Dataset extract>

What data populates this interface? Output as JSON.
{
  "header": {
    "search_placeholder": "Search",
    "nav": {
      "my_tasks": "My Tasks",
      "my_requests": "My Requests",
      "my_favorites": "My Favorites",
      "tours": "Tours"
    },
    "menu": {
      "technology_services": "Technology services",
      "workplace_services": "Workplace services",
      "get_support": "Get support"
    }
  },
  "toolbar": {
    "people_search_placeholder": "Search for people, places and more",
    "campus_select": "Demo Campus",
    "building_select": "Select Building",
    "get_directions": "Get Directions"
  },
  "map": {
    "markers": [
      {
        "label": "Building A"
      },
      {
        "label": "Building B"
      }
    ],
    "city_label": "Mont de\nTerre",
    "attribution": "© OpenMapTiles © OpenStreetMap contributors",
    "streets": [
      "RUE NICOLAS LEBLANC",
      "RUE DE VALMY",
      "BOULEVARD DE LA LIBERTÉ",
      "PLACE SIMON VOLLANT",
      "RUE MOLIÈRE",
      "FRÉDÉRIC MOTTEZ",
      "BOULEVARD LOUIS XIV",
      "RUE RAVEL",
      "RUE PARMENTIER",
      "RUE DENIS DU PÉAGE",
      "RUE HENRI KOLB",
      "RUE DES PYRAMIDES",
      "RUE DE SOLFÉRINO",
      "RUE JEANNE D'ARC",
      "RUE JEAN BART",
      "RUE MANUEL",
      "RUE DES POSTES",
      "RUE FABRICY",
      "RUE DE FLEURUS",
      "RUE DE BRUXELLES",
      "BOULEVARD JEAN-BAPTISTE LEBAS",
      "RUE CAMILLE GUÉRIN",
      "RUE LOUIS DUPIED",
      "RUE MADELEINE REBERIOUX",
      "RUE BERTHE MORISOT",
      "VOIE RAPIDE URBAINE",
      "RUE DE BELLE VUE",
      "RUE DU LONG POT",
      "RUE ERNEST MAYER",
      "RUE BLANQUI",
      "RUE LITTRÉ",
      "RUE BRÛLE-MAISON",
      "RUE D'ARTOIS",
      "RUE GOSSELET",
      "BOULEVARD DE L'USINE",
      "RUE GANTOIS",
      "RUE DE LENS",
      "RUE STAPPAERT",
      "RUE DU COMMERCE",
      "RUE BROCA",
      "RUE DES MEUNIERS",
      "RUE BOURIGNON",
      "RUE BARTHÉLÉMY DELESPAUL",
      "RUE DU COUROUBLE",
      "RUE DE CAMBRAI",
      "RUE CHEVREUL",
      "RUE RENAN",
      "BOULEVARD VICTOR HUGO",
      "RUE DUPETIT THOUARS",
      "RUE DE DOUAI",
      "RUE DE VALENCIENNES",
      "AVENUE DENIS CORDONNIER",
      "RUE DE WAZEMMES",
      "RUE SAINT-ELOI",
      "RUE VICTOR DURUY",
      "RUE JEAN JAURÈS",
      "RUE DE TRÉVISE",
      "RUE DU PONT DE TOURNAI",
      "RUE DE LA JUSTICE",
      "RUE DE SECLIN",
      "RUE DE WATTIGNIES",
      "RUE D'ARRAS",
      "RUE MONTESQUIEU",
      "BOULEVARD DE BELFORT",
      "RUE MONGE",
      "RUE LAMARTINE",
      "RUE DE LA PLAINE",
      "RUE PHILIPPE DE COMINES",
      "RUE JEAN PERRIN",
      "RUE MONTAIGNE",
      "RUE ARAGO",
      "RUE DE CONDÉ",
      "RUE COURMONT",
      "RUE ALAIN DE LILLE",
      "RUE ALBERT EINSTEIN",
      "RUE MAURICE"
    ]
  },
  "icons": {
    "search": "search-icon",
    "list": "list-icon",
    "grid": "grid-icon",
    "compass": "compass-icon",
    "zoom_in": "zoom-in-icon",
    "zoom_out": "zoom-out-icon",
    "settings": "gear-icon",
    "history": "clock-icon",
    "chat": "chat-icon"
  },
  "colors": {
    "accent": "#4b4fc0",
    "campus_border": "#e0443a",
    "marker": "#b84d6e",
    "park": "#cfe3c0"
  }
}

Job>
Check each line of the material above for "services" and say how many lines contain it, giving the number alone.

Output of the exercise>
2